Excerpt from a dataset
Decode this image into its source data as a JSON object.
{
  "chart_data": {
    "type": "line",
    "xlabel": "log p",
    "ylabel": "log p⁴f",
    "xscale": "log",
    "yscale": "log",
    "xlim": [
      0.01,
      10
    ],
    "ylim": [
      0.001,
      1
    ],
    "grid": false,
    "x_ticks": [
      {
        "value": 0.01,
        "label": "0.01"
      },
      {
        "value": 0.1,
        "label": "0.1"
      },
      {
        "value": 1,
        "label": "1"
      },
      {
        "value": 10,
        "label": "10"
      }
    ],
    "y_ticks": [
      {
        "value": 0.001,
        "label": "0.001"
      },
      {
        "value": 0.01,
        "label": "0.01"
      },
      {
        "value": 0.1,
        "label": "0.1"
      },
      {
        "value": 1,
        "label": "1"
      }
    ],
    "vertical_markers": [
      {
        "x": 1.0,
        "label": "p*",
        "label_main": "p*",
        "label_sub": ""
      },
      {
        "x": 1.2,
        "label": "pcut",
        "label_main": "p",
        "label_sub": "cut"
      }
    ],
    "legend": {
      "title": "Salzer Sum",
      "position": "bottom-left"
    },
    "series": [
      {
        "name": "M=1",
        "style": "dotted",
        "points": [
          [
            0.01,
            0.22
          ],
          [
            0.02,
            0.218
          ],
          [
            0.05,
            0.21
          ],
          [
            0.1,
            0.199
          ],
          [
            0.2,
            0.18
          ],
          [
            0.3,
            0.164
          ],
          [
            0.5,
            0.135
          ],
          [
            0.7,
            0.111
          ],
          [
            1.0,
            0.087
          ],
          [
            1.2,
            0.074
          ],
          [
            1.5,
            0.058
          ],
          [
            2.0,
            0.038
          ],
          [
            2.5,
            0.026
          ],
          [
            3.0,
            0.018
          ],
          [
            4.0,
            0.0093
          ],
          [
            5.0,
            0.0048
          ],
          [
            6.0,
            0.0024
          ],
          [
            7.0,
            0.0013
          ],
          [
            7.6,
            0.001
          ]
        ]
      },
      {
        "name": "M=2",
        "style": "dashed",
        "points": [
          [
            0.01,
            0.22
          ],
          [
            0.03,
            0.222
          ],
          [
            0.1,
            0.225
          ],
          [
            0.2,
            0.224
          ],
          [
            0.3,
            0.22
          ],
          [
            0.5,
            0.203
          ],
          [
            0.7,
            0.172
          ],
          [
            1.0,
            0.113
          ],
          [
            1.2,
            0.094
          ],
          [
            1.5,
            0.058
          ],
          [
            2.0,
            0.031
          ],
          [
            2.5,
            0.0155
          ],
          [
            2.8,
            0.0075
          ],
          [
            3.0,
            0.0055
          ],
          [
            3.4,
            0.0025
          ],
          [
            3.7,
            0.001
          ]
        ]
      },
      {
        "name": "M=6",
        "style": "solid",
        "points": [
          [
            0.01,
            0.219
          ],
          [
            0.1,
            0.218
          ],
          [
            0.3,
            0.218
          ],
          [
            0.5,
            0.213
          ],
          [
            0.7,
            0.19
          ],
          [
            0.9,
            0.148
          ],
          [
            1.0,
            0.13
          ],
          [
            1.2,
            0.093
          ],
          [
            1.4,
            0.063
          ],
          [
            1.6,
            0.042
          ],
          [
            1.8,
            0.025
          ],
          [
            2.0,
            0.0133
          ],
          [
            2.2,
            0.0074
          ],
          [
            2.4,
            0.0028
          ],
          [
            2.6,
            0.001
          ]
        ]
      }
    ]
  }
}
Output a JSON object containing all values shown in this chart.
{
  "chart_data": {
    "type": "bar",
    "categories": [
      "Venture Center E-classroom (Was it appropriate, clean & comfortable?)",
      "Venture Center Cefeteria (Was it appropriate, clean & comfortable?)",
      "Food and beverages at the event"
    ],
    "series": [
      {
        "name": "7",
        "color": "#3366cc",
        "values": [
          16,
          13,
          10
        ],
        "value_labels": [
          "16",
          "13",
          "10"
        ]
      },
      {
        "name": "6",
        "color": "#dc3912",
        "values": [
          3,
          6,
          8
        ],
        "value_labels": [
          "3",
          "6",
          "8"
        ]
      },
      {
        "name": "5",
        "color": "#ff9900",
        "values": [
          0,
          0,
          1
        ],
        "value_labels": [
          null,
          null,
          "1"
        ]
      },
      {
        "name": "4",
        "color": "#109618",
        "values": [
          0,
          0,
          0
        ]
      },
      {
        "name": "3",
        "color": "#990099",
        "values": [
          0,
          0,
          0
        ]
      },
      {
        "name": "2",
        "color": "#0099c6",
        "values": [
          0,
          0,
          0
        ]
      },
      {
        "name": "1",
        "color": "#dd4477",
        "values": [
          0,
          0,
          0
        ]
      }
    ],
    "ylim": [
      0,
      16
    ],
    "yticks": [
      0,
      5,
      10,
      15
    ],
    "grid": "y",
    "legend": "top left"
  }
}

§ PROBLEM DETAILS
For each line in the data above that contains the string "object", extract the line.

§ WRITTEN RESPONSE
Decode this image into its source data as a JSON object.
Output a JSON object containing all values shown in this chart.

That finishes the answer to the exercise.